***** Data for this exercise

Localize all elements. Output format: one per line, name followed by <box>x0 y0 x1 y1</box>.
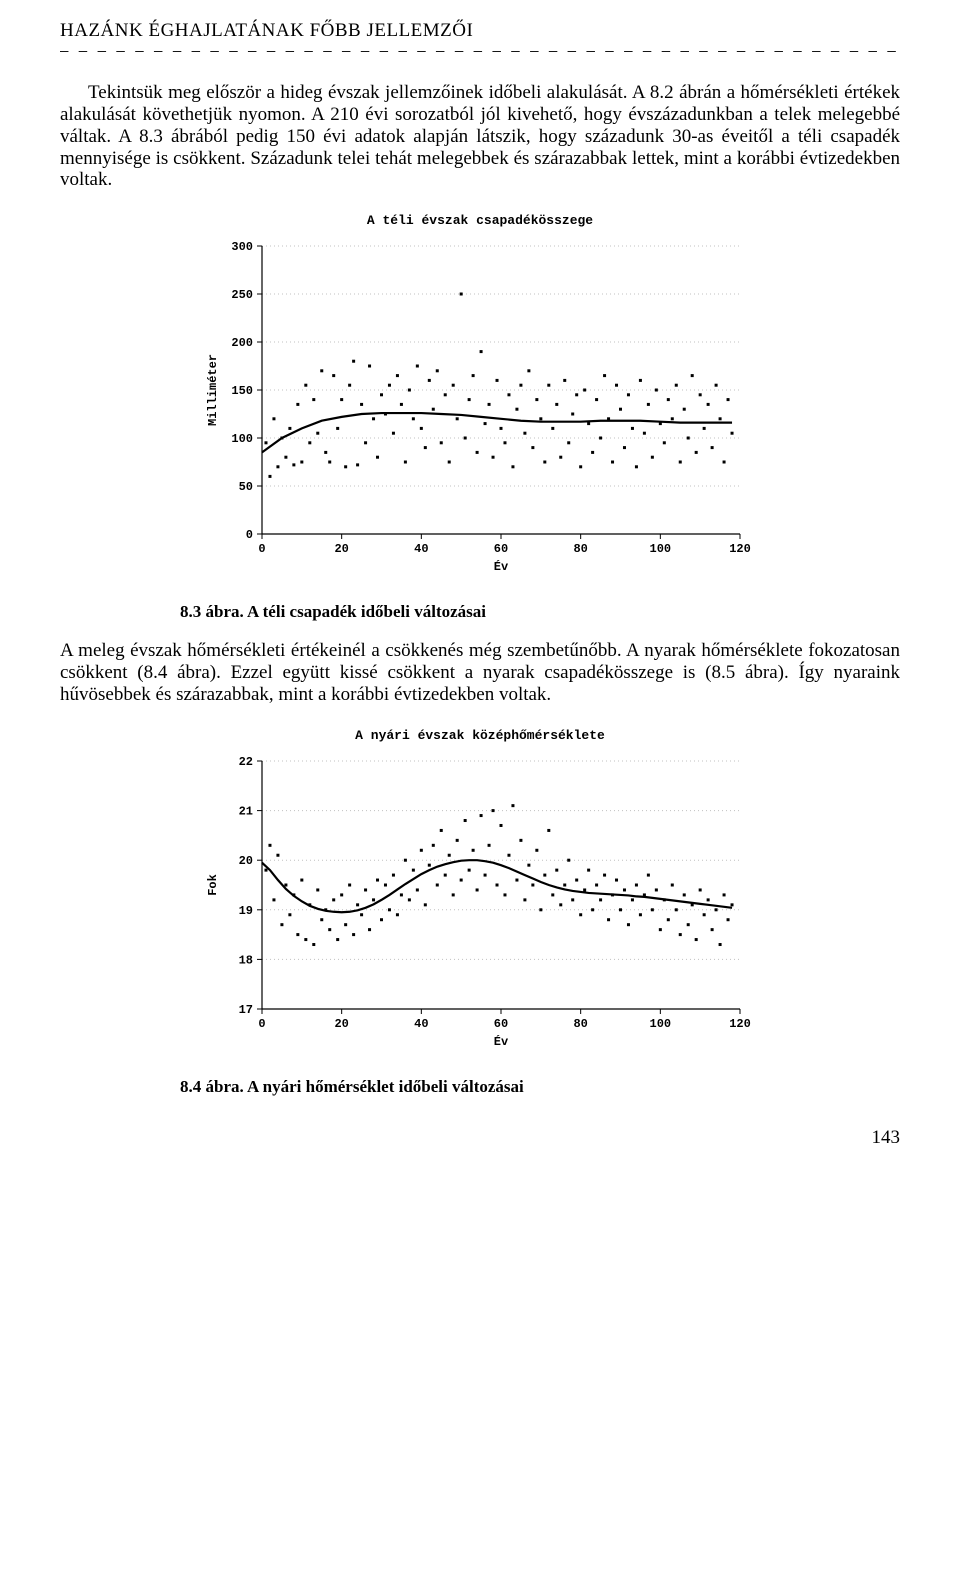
svg-text:0: 0 <box>258 1017 265 1031</box>
svg-text:100: 100 <box>650 1017 672 1031</box>
page-header: HAZÁNK ÉGHAJLATÁNAK FŐBB JELLEMZŐI <box>60 20 900 42</box>
svg-text:20: 20 <box>239 854 253 868</box>
caption-2-number: 8.4 ábra. <box>180 1077 244 1096</box>
svg-text:19: 19 <box>239 904 253 918</box>
svg-text:100: 100 <box>650 542 672 556</box>
svg-text:21: 21 <box>239 804 253 818</box>
caption-2: 8.4 ábra. A nyári hőmérséklet időbeli vá… <box>180 1077 900 1097</box>
svg-text:0: 0 <box>258 542 265 556</box>
svg-text:Fok: Fok <box>206 874 220 896</box>
svg-text:80: 80 <box>573 1017 587 1031</box>
chart-1-svg: 0 20 40 60 80 100 120 0 50 100 150 200 250 300 Év Milli… <box>200 236 760 576</box>
caption-2-text: A nyári hőmérséklet időbeli változásai <box>244 1077 524 1096</box>
svg-text:80: 80 <box>573 542 587 556</box>
paragraph-1: Tekintsük meg először a hideg évszak jel… <box>60 82 900 191</box>
svg-text:Év: Év <box>494 1034 508 1049</box>
chart-2-title: A nyári évszak középhőmérséklete <box>200 728 760 743</box>
chart-1-title: A téli évszak csapadékösszege <box>200 213 760 228</box>
svg-text:40: 40 <box>414 1017 428 1031</box>
chart-2-svg: 0 20 40 60 80 100 120 17 18 19 20 21 22 Év Fok <box>200 751 760 1051</box>
svg-text:22: 22 <box>239 755 253 769</box>
svg-text:18: 18 <box>239 953 253 967</box>
svg-text:300: 300 <box>231 240 253 254</box>
page-number: 143 <box>60 1127 900 1149</box>
svg-text:250: 250 <box>231 288 253 302</box>
svg-text:20: 20 <box>334 1017 348 1031</box>
svg-text:20: 20 <box>334 542 348 556</box>
svg-text:200: 200 <box>231 336 253 350</box>
svg-text:100: 100 <box>231 432 253 446</box>
svg-text:120: 120 <box>729 1017 751 1031</box>
svg-text:40: 40 <box>414 542 428 556</box>
svg-text:60: 60 <box>494 542 508 556</box>
caption-1-number: 8.3 ábra. <box>180 602 244 621</box>
chart-2-container: A nyári évszak középhőmérséklete 0 20 40 60… <box>200 728 760 1051</box>
svg-text:Milliméter: Milliméter <box>206 354 220 426</box>
caption-1: 8.3 ábra. A téli csapadék időbeli változ… <box>180 602 900 622</box>
header-dashline: — — — — — — — — — — — — — — — — — — — — … <box>60 44 900 60</box>
svg-text:60: 60 <box>494 1017 508 1031</box>
svg-text:150: 150 <box>231 384 253 398</box>
svg-text:120: 120 <box>729 542 751 556</box>
paragraph-2: A meleg évszak hőmérsékleti értékeinél a… <box>60 640 900 706</box>
caption-1-text: A téli csapadék időbeli változásai <box>244 602 486 621</box>
svg-text:0: 0 <box>246 528 253 542</box>
svg-text:50: 50 <box>239 480 253 494</box>
svg-text:Év: Év <box>494 559 508 574</box>
svg-text:17: 17 <box>239 1003 253 1017</box>
chart-1-container: A téli évszak csapadékösszege 0 20 40 60 80 1… <box>200 213 760 576</box>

**********

**Problem to solve**
Reproduce all of the data above, substituting "Celsius-fok" for every occurrence of "Fok" and leaving everything else unchanged. Omit the pictures from your answer.

**Result of this exercise**
Localize all elements. Output format: one per line, name followed by <box>x0 y0 x1 y1</box>.
svg-text:0: 0 <box>258 1017 265 1031</box>
svg-text:100: 100 <box>650 1017 672 1031</box>
page-header: HAZÁNK ÉGHAJLATÁNAK FŐBB JELLEMZŐI <box>60 20 900 42</box>
svg-text:20: 20 <box>239 854 253 868</box>
caption-2-number: 8.4 ábra. <box>180 1077 244 1096</box>
svg-text:19: 19 <box>239 904 253 918</box>
svg-text:100: 100 <box>650 542 672 556</box>
svg-text:21: 21 <box>239 804 253 818</box>
caption-2: 8.4 ábra. A nyári hőmérséklet időbeli vá… <box>180 1077 900 1097</box>
svg-text:0: 0 <box>258 542 265 556</box>
svg-text:Celsius-fok: Celsius-fok <box>206 874 220 896</box>
svg-text:80: 80 <box>573 1017 587 1031</box>
chart-1-svg: 0 20 40 60 80 100 120 0 50 100 150 200 250 300 Év Milli… <box>200 236 760 576</box>
caption-2-text: A nyári hőmérséklet időbeli változásai <box>244 1077 524 1096</box>
svg-text:80: 80 <box>573 542 587 556</box>
paragraph-1: Tekintsük meg először a hideg évszak jel… <box>60 82 900 191</box>
svg-text:Év: Év <box>494 1034 508 1049</box>
chart-2-title: A nyári évszak középhőmérséklete <box>200 728 760 743</box>
chart-1-title: A téli évszak csapadékösszege <box>200 213 760 228</box>
svg-text:40: 40 <box>414 1017 428 1031</box>
chart-2-svg: 0 20 40 60 80 100 120 17 18 19 20 21 22 Év Celsius-fok <box>200 751 760 1051</box>
svg-text:22: 22 <box>239 755 253 769</box>
svg-text:18: 18 <box>239 953 253 967</box>
svg-text:300: 300 <box>231 240 253 254</box>
page-number: 143 <box>60 1127 900 1149</box>
svg-text:250: 250 <box>231 288 253 302</box>
svg-text:20: 20 <box>334 1017 348 1031</box>
svg-text:20: 20 <box>334 542 348 556</box>
svg-text:200: 200 <box>231 336 253 350</box>
svg-text:100: 100 <box>231 432 253 446</box>
svg-text:120: 120 <box>729 1017 751 1031</box>
svg-text:40: 40 <box>414 542 428 556</box>
svg-text:60: 60 <box>494 542 508 556</box>
caption-1-number: 8.3 ábra. <box>180 602 244 621</box>
chart-2-container: A nyári évszak középhőmérséklete 0 20 40 60… <box>200 728 760 1051</box>
svg-text:Milliméter: Milliméter <box>206 354 220 426</box>
caption-1: 8.3 ábra. A téli csapadék időbeli változ… <box>180 602 900 622</box>
header-dashline: — — — — — — — — — — — — — — — — — — — — … <box>60 44 900 60</box>
svg-text:60: 60 <box>494 1017 508 1031</box>
svg-text:150: 150 <box>231 384 253 398</box>
svg-text:120: 120 <box>729 542 751 556</box>
paragraph-2: A meleg évszak hőmérsékleti értékeinél a… <box>60 640 900 706</box>
caption-1-text: A téli csapadék időbeli változásai <box>244 602 486 621</box>
svg-text:0: 0 <box>246 528 253 542</box>
svg-text:50: 50 <box>239 480 253 494</box>
svg-text:Év: Év <box>494 559 508 574</box>
svg-text:17: 17 <box>239 1003 253 1017</box>
chart-1-container: A téli évszak csapadékösszege 0 20 40 60 80 1… <box>200 213 760 576</box>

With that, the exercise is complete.